— Figure contents as structured data —
────────────────────

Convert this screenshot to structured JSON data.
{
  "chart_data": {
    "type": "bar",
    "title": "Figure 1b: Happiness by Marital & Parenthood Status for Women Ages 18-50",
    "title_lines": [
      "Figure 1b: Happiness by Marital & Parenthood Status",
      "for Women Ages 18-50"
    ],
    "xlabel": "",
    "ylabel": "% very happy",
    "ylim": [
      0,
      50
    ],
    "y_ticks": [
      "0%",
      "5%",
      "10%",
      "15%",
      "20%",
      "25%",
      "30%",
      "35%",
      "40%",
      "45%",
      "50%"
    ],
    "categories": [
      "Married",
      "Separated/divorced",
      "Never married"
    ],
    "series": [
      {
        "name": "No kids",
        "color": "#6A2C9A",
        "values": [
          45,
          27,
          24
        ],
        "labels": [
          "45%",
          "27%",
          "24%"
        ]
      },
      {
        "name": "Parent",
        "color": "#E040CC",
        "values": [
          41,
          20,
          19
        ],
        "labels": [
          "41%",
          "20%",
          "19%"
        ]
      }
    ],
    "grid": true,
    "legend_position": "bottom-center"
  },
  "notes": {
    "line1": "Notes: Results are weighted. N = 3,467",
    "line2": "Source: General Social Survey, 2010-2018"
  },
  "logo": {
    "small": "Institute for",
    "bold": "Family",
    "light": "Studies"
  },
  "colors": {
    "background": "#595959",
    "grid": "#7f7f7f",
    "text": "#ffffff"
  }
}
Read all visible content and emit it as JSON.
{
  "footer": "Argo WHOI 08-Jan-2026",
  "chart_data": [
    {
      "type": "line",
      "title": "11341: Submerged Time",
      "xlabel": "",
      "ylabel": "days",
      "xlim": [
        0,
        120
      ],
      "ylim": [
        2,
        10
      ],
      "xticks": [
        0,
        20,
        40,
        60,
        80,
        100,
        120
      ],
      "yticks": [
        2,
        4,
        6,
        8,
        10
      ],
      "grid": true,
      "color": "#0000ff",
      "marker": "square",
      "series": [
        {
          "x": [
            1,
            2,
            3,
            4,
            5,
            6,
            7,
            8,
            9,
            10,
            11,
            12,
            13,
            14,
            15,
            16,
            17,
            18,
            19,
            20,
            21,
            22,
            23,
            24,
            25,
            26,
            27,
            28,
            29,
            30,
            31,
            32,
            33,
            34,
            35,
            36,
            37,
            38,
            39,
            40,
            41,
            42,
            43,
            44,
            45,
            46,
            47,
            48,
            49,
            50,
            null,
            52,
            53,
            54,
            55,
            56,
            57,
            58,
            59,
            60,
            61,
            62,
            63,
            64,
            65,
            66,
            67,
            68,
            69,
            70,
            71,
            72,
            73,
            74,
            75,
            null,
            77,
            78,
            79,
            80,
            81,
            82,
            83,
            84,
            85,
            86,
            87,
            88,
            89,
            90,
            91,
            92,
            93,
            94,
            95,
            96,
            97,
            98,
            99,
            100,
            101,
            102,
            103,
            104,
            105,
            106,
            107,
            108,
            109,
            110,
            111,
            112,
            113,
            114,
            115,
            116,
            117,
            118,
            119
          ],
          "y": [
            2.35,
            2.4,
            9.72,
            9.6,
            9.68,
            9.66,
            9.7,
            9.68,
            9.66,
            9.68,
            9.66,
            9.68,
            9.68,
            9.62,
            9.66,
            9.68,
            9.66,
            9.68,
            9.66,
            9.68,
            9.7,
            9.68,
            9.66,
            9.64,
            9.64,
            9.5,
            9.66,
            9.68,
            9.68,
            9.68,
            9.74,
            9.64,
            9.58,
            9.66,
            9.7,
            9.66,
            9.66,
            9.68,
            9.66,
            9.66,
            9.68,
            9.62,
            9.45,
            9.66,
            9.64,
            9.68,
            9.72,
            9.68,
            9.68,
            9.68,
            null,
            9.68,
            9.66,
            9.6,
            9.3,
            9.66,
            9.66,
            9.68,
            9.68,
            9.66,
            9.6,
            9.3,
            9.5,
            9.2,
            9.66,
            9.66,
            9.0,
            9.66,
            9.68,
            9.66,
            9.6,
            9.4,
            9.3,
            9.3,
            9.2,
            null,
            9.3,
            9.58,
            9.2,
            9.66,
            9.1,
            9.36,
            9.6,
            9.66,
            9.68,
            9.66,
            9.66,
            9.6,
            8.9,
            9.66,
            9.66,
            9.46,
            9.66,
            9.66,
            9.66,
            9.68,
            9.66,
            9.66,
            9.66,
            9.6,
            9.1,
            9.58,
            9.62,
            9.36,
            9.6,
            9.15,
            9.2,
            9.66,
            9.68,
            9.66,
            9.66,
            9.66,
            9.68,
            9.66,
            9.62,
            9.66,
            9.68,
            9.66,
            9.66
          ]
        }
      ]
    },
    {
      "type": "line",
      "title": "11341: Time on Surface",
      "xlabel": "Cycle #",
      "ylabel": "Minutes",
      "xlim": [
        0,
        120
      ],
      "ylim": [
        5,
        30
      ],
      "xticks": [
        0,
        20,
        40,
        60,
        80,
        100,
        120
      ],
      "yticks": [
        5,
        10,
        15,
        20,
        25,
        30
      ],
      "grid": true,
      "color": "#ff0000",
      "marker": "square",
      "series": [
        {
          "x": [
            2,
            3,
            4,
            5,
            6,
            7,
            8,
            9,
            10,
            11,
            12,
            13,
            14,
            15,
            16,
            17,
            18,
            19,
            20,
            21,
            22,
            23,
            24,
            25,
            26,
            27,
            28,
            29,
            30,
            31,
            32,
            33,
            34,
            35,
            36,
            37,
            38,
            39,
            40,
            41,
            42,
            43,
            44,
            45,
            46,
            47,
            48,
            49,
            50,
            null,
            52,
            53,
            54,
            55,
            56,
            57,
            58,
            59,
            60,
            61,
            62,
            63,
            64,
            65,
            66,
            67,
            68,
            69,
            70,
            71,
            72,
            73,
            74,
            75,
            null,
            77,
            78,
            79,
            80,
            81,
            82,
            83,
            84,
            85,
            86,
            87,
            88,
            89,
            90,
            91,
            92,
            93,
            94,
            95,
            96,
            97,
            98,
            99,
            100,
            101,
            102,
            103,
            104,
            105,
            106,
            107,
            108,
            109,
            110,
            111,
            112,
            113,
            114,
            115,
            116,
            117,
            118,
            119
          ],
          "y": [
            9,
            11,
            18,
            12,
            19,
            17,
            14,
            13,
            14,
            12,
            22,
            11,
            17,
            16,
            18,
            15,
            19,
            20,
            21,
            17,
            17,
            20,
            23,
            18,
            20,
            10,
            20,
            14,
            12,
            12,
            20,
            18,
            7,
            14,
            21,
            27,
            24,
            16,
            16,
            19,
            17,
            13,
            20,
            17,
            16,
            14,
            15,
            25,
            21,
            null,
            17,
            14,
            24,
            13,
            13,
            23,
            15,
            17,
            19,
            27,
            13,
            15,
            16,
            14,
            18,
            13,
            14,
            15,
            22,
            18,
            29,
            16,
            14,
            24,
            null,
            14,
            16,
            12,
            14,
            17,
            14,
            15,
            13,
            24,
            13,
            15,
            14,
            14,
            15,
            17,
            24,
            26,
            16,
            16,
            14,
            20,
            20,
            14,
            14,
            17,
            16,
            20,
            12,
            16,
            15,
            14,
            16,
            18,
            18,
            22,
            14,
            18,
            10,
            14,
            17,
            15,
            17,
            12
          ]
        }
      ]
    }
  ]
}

────────────────────

Set all of the entries down again, exactly as they were given.

Convert this screenshot to structured JSON data.
{
  "chart_data": {
    "type": "bar",
    "title": "Figure 1b: Happiness by Marital & Parenthood Status for Women Ages 18-50",
    "title_lines": [
      "Figure 1b: Happiness by Marital & Parenthood Status",
      "for Women Ages 18-50"
    ],
    "xlabel": "",
    "ylabel": "% very happy",
    "ylim": [
      0,
      50
    ],
    "y_ticks": [
      "0%",
      "5%",
      "10%",
      "15%",
      "20%",
      "25%",
      "30%",
      "35%",
      "40%",
      "45%",
      "50%"
    ],
    "categories": [
      "Married",
      "Separated/divorced",
      "Never married"
    ],
    "series": [
      {
        "name": "No kids",
        "color": "#6A2C9A",
        "values": [
          45,
          27,
          24
        ],
        "labels": [
          "45%",
          "27%",
          "24%"
        ]
      },
      {
        "name": "Parent",
        "color": "#E040CC",
        "values": [
          41,
          20,
          19
        ],
        "labels": [
          "41%",
          "20%",
          "19%"
        ]
      }
    ],
    "grid": true,
    "legend_position": "bottom-center"
  },
  "notes": {
    "line1": "Notes: Results are weighted. N = 3,467",
    "line2": "Source: General Social Survey, 2010-2018"
  },
  "logo": {
    "small": "Institute for",
    "bold": "Family",
    "light": "Studies"
  },
  "colors": {
    "background": "#595959",
    "grid": "#7f7f7f",
    "text": "#ffffff"
  }
}
Read all visible content and emit it as JSON.
{
  "footer": "Argo WHOI 08-Jan-2026",
  "chart_data": [
    {
      "type": "line",
      "title": "11341: Submerged Time",
      "xlabel": "",
      "ylabel": "days",
      "xlim": [
        0,
        120
      ],
      "ylim": [
        2,
        10
      ],
      "xticks": [
        0,
        20,
        40,
        60,
        80,
        100,
        120
      ],
      "yticks": [
        2,
        4,
        6,
        8,
        10
      ],
      "grid": true,
      "color": "#0000ff",
      "marker": "square",
      "series": [
        {
          "x": [
            1,
            2,
            3,
            4,
            5,
            6,
            7,
            8,
            9,
            10,
            11,
            12,
            13,
            14,
            15,
            16,
            17,
            18,
            19,
            20,
            21,
            22,
            23,
            24,
            25,
            26,
            27,
            28,
            29,
            30,
            31,
            32,
            33,
            34,
            35,
            36,
            37,
            38,
            39,
            40,
            41,
            42,
            43,
            44,
            45,
            46,
            47,
            48,
            49,
            50,
            null,
            52,
            53,
            54,
            55,
            56,
            57,
            58,
            59,
            60,
            61,
            62,
            63,
            64,
            65,
            66,
            67,
            68,
            69,
            70,
            71,
            72,
            73,
            74,
            75,
            null,
            77,
            78,
            79,
            80,
            81,
            82,
            83,
            84,
            85,
            86,
            87,
            88,
            89,
            90,
            91,
            92,
            93,
            94,
            95,
            96,
            97,
            98,
            99,
            100,
            101,
            102,
            103,
            104,
            105,
            106,
            107,
            108,
            109,
            110,
            111,
            112,
            113,
            114,
            115,
            116,
            117,
            118,
            119
          ],
          "y": [
            2.35,
            2.4,
            9.72,
            9.6,
            9.68,
            9.66,
            9.7,
            9.68,
            9.66,
            9.68,
            9.66,
            9.68,
            9.68,
            9.62,
            9.66,
            9.68,
            9.66,
            9.68,
            9.66,
            9.68,
            9.7,
            9.68,
            9.66,
            9.64,
            9.64,
            9.5,
            9.66,
            9.68,
            9.68,
            9.68,
            9.74,
            9.64,
            9.58,
            9.66,
            9.7,
            9.66,
            9.66,
            9.68,
            9.66,
            9.66,
            9.68,
            9.62,
            9.45,
            9.66,
            9.64,
            9.68,
            9.72,
            9.68,
            9.68,
            9.68,
            null,
            9.68,
            9.66,
            9.6,
            9.3,
            9.66,
            9.66,
            9.68,
            9.68,
            9.66,
            9.6,
            9.3,
            9.5,
            9.2,
            9.66,
            9.66,
            9.0,
            9.66,
            9.68,
            9.66,
            9.6,
            9.4,
            9.3,
            9.3,
            9.2,
            null,
            9.3,
            9.58,
            9.2,
            9.66,
            9.1,
            9.36,
            9.6,
            9.66,
            9.68,
            9.66,
            9.66,
            9.6,
            8.9,
            9.66,
            9.66,
            9.46,
            9.66,
            9.66,
            9.66,
            9.68,
            9.66,
            9.66,
            9.66,
            9.6,
            9.1,
            9.58,
            9.62,
            9.36,
            9.6,
            9.15,
            9.2,
            9.66,
            9.68,
            9.66,
            9.66,
            9.66,
            9.68,
            9.66,
            9.62,
            9.66,
            9.68,
            9.66,
            9.66
          ]
        }
      ]
    },
    {
      "type": "line",
      "title": "11341: Time on Surface",
      "xlabel": "Cycle #",
      "ylabel": "Minutes",
      "xlim": [
        0,
        120
      ],
      "ylim": [
        5,
        30
      ],
      "xticks": [
        0,
        20,
        40,
        60,
        80,
        100,
        120
      ],
      "yticks": [
        5,
        10,
        15,
        20,
        25,
        30
      ],
      "grid": true,
      "color": "#ff0000",
      "marker": "square",
      "series": [
        {
          "x": [
            2,
            3,
            4,
            5,
            6,
            7,
            8,
            9,
            10,
            11,
            12,
            13,
            14,
            15,
            16,
            17,
            18,
            19,
            20,
            21,
            22,
            23,
            24,
            25,
            26,
            27,
            28,
            29,
            30,
            31,
            32,
            33,
            34,
            35,
            36,
            37,
            38,
            39,
            40,
            41,
            42,
            43,
            44,
            45,
            46,
            47,
            48,
            49,
            50,
            null,
            52,
            53,
            54,
            55,
            56,
            57,
            58,
            59,
            60,
            61,
            62,
            63,
            64,
            65,
            66,
            67,
            68,
            69,
            70,
            71,
            72,
            73,
            74,
            75,
            null,
            77,
            78,
            79,
            80,
            81,
            82,
            83,
            84,
            85,
            86,
            87,
            88,
            89,
            90,
            91,
            92,
            93,
            94,
            95,
            96,
            97,
            98,
            99,
            100,
            101,
            102,
            103,
            104,
            105,
            106,
            107,
            108,
            109,
            110,
            111,
            112,
            113,
            114,
            115,
            116,
            117,
            118,
            119
          ],
          "y": [
            9,
            11,
            18,
            12,
            19,
            17,
            14,
            13,
            14,
            12,
            22,
            11,
            17,
            16,
            18,
            15,
            19,
            20,
            21,
            17,
            17,
            20,
            23,
            18,
            20,
            10,
            20,
            14,
            12,
            12,
            20,
            18,
            7,
            14,
            21,
            27,
            24,
            16,
            16,
            19,
            17,
            13,
            20,
            17,
            16,
            14,
            15,
            25,
            21,
            null,
            17,
            14,
            24,
            13,
            13,
            23,
            15,
            17,
            19,
            27,
            13,
            15,
            16,
            14,
            18,
            13,
            14,
            15,
            22,
            18,
            29,
            16,
            14,
            24,
            null,
            14,
            16,
            12,
            14,
            17,
            14,
            15,
            13,
            24,
            13,
            15,
            14,
            14,
            15,
            17,
            24,
            26,
            16,
            16,
            14,
            20,
            20,
            14,
            14,
            17,
            16,
            20,
            12,
            16,
            15,
            14,
            16,
            18,
            18,
            22,
            14,
            18,
            10,
            14,
            17,
            15,
            17,
            12
          ]
        }
      ]
    }
  ]
}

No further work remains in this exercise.